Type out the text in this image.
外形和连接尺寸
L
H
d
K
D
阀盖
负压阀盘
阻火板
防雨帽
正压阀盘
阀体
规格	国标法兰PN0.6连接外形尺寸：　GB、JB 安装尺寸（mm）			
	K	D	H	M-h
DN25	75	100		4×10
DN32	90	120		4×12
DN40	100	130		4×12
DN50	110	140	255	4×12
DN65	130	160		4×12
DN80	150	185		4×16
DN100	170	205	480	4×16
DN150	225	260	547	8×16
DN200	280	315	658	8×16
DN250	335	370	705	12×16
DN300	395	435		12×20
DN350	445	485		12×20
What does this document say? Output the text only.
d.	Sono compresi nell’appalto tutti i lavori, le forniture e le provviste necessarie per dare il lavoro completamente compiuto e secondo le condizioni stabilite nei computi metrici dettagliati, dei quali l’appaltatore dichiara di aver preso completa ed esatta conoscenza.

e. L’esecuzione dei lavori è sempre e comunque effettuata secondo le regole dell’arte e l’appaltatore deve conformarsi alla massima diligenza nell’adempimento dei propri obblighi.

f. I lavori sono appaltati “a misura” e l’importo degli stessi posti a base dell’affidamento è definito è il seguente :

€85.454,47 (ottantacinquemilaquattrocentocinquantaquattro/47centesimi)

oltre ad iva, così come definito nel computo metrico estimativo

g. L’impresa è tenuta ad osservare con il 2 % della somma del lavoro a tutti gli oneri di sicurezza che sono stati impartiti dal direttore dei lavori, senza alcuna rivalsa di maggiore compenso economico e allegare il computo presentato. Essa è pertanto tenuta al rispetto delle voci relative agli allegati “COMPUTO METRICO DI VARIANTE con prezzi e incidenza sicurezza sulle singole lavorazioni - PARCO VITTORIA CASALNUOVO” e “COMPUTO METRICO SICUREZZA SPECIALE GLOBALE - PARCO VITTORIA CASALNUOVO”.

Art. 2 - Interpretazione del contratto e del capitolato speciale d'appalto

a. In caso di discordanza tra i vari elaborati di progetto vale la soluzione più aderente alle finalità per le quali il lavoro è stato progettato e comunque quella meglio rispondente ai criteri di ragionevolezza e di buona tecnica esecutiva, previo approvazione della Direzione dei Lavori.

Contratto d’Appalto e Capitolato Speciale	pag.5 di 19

_PROBLEM DETAILS_
Write the listing out again, exactly as shown above.

_SOLUTION TO THIS PROBLEM_
Type out the text in this image.
外形和连接尺寸
L
H
d
K
D
阀盖
负压阀盘
阻火板
防雨帽
正压阀盘
阀体
规格	国标法兰PN0.6连接外形尺寸：　GB、JB 安装尺寸（mm）			
	K	D	H	M-h
DN25	75	100		4×10
DN32	90	120		4×12
DN40	100	130		4×12
DN50	110	140	255	4×12
DN65	130	160		4×12
DN80	150	185		4×16
DN100	170	205	480	4×16
DN150	225	260	547	8×16
DN200	280	315	658	8×16
DN250	335	370	705	12×16
DN300	395	435		12×20
DN350	445	485		12×20
What does this document say? Output the text only.
d.	Sono compresi nell’appalto tutti i lavori, le forniture e le provviste necessarie per dare il lavoro completamente compiuto e secondo le condizioni stabilite nei computi metrici dettagliati, dei quali l’appaltatore dichiara di aver preso completa ed esatta conoscenza.

e. L’esecuzione dei lavori è sempre e comunque effettuata secondo le regole dell’arte e l’appaltatore deve conformarsi alla massima diligenza nell’adempimento dei propri obblighi.

f. I lavori sono appaltati “a misura” e l’importo degli stessi posti a base dell’affidamento è definito è il seguente :

€85.454,47 (ottantacinquemilaquattrocentocinquantaquattro/47centesimi)

oltre ad iva, così come definito nel computo metrico estimativo

g. L’impresa è tenuta ad osservare con il 2 % della somma del lavoro a tutti gli oneri di sicurezza che sono stati impartiti dal direttore dei lavori, senza alcuna rivalsa di maggiore compenso economico e allegare il computo presentato. Essa è pertanto tenuta al rispetto delle voci relative agli allegati “COMPUTO METRICO DI VARIANTE con prezzi e incidenza sicurezza sulle singole lavorazioni - PARCO VITTORIA CASALNUOVO” e “COMPUTO METRICO SICUREZZA SPECIALE GLOBALE - PARCO VITTORIA CASALNUOVO”.

Art. 2 - Interpretazione del contratto e del capitolato speciale d'appalto

a. In caso di discordanza tra i vari elaborati di progetto vale la soluzione più aderente alle finalità per le quali il lavoro è stato progettato e comunque quella meglio rispondente ai criteri di ragionevolezza e di buona tecnica esecutiva, previo approvazione della Direzione dei Lavori.

Contratto d’Appalto e Capitolato Speciale	pag.5 di 19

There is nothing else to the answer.